EXERCISE =
Provide the records once more, identical to the original.

Structured figure records
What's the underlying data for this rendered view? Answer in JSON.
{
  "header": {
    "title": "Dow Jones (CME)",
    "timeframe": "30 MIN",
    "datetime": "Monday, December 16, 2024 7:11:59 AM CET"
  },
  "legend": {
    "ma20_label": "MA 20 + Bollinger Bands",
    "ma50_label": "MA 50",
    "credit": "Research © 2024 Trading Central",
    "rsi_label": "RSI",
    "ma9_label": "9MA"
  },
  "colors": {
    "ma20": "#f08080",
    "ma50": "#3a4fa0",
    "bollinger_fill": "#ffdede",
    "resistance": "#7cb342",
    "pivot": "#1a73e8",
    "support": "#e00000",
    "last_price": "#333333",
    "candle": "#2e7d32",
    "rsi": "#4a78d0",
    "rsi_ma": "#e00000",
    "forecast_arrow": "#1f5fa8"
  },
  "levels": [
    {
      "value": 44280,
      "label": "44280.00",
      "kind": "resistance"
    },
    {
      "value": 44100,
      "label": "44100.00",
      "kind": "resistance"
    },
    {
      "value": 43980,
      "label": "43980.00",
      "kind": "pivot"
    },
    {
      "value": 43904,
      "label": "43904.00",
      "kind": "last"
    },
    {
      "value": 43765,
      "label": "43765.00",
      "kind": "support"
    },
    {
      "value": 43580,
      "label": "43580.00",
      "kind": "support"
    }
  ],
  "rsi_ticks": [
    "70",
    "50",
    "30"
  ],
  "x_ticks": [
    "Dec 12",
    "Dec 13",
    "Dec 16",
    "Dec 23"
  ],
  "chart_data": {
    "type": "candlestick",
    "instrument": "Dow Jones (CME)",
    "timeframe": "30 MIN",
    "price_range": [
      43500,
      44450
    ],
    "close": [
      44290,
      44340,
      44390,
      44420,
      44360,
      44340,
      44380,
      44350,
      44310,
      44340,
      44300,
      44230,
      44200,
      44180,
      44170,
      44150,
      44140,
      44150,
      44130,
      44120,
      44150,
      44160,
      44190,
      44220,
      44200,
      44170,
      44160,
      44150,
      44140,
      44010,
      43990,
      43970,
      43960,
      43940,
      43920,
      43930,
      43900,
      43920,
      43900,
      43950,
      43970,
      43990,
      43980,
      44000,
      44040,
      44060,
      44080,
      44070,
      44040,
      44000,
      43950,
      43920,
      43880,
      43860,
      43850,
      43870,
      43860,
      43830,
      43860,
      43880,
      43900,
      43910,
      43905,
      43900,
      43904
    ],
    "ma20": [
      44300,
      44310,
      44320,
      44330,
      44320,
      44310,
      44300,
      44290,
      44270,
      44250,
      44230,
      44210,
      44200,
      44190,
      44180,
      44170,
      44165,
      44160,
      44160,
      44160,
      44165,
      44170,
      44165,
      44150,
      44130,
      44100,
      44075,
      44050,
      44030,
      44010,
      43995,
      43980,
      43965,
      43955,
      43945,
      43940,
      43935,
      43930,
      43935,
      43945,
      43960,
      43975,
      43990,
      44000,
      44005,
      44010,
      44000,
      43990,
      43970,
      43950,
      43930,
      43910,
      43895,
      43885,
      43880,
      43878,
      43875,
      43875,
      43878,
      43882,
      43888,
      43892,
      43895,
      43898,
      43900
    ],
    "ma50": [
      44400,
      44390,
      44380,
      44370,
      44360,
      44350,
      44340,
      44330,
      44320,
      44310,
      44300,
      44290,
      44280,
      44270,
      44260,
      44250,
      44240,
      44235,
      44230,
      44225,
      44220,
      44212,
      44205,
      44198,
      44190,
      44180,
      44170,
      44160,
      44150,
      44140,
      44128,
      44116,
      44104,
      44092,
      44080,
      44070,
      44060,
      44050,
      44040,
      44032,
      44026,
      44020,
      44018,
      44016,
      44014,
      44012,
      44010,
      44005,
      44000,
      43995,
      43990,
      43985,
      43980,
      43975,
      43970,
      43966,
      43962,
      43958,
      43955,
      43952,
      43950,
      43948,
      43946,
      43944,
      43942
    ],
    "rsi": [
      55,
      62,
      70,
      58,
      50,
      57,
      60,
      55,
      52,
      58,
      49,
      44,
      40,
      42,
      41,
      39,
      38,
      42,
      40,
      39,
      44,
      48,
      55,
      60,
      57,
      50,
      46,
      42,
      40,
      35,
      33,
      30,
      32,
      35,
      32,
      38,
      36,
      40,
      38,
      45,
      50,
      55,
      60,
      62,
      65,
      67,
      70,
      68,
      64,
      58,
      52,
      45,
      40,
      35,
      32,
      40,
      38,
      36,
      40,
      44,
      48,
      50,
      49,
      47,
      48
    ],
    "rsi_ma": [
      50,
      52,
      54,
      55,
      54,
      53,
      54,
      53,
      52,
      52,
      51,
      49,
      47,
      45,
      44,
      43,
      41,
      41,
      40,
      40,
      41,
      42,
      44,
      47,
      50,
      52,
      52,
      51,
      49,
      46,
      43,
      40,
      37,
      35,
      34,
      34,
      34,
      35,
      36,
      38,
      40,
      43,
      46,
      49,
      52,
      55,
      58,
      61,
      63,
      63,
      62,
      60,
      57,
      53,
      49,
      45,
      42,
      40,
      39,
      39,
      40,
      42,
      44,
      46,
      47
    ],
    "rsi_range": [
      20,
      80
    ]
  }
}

EXERCISE RESULT =
What's the underlying data for this rendered view? Answer in JSON.
{
  "header": {
    "title": "Dow Jones (CME)",
    "timeframe": "30 MIN",
    "datetime": "Monday, December 16, 2024 7:11:59 AM CET"
  },
  "legend": {
    "ma20_label": "MA 20 + Bollinger Bands",
    "ma50_label": "MA 50",
    "credit": "Research © 2024 Trading Central",
    "rsi_label": "RSI",
    "ma9_label": "9MA"
  },
  "colors": {
    "ma20": "#f08080",
    "ma50": "#3a4fa0",
    "bollinger_fill": "#ffdede",
    "resistance": "#7cb342",
    "pivot": "#1a73e8",
    "support": "#e00000",
    "last_price": "#333333",
    "candle": "#2e7d32",
    "rsi": "#4a78d0",
    "rsi_ma": "#e00000",
    "forecast_arrow": "#1f5fa8"
  },
  "levels": [
    {
      "value": 44280,
      "label": "44280.00",
      "kind": "resistance"
    },
    {
      "value": 44100,
      "label": "44100.00",
      "kind": "resistance"
    },
    {
      "value": 43980,
      "label": "43980.00",
      "kind": "pivot"
    },
    {
      "value": 43904,
      "label": "43904.00",
      "kind": "last"
    },
    {
      "value": 43765,
      "label": "43765.00",
      "kind": "support"
    },
    {
      "value": 43580,
      "label": "43580.00",
      "kind": "support"
    }
  ],
  "rsi_ticks": [
    "70",
    "50",
    "30"
  ],
  "x_ticks": [
    "Dec 12",
    "Dec 13",
    "Dec 16",
    "Dec 23"
  ],
  "chart_data": {
    "type": "candlestick",
    "instrument": "Dow Jones (CME)",
    "timeframe": "30 MIN",
    "price_range": [
      43500,
      44450
    ],
    "close": [
      44290,
      44340,
      44390,
      44420,
      44360,
      44340,
      44380,
      44350,
      44310,
      44340,
      44300,
      44230,
      44200,
      44180,
      44170,
      44150,
      44140,
      44150,
      44130,
      44120,
      44150,
      44160,
      44190,
      44220,
      44200,
      44170,
      44160,
      44150,
      44140,
      44010,
      43990,
      43970,
      43960,
      43940,
      43920,
      43930,
      43900,
      43920,
      43900,
      43950,
      43970,
      43990,
      43980,
      44000,
      44040,
      44060,
      44080,
      44070,
      44040,
      44000,
      43950,
      43920,
      43880,
      43860,
      43850,
      43870,
      43860,
      43830,
      43860,
      43880,
      43900,
      43910,
      43905,
      43900,
      43904
    ],
    "ma20": [
      44300,
      44310,
      44320,
      44330,
      44320,
      44310,
      44300,
      44290,
      44270,
      44250,
      44230,
      44210,
      44200,
      44190,
      44180,
      44170,
      44165,
      44160,
      44160,
      44160,
      44165,
      44170,
      44165,
      44150,
      44130,
      44100,
      44075,
      44050,
      44030,
      44010,
      43995,
      43980,
      43965,
      43955,
      43945,
      43940,
      43935,
      43930,
      43935,
      43945,
      43960,
      43975,
      43990,
      44000,
      44005,
      44010,
      44000,
      43990,
      43970,
      43950,
      43930,
      43910,
      43895,
      43885,
      43880,
      43878,
      43875,
      43875,
      43878,
      43882,
      43888,
      43892,
      43895,
      43898,
      43900
    ],
    "ma50": [
      44400,
      44390,
      44380,
      44370,
      44360,
      44350,
      44340,
      44330,
      44320,
      44310,
      44300,
      44290,
      44280,
      44270,
      44260,
      44250,
      44240,
      44235,
      44230,
      44225,
      44220,
      44212,
      44205,
      44198,
      44190,
      44180,
      44170,
      44160,
      44150,
      44140,
      44128,
      44116,
      44104,
      44092,
      44080,
      44070,
      44060,
      44050,
      44040,
      44032,
      44026,
      44020,
      44018,
      44016,
      44014,
      44012,
      44010,
      44005,
      44000,
      43995,
      43990,
      43985,
      43980,
      43975,
      43970,
      43966,
      43962,
      43958,
      43955,
      43952,
      43950,
      43948,
      43946,
      43944,
      43942
    ],
    "rsi": [
      55,
      62,
      70,
      58,
      50,
      57,
      60,
      55,
      52,
      58,
      49,
      44,
      40,
      42,
      41,
      39,
      38,
      42,
      40,
      39,
      44,
      48,
      55,
      60,
      57,
      50,
      46,
      42,
      40,
      35,
      33,
      30,
      32,
      35,
      32,
      38,
      36,
      40,
      38,
      45,
      50,
      55,
      60,
      62,
      65,
      67,
      70,
      68,
      64,
      58,
      52,
      45,
      40,
      35,
      32,
      40,
      38,
      36,
      40,
      44,
      48,
      50,
      49,
      47,
      48
    ],
    "rsi_ma": [
      50,
      52,
      54,
      55,
      54,
      53,
      54,
      53,
      52,
      52,
      51,
      49,
      47,
      45,
      44,
      43,
      41,
      41,
      40,
      40,
      41,
      42,
      44,
      47,
      50,
      52,
      52,
      51,
      49,
      46,
      43,
      40,
      37,
      35,
      34,
      34,
      34,
      35,
      36,
      38,
      40,
      43,
      46,
      49,
      52,
      55,
      58,
      61,
      63,
      63,
      62,
      60,
      57,
      53,
      49,
      45,
      42,
      40,
      39,
      39,
      40,
      42,
      44,
      46,
      47
    ],
    "rsi_range": [
      20,
      80
    ]
  }
}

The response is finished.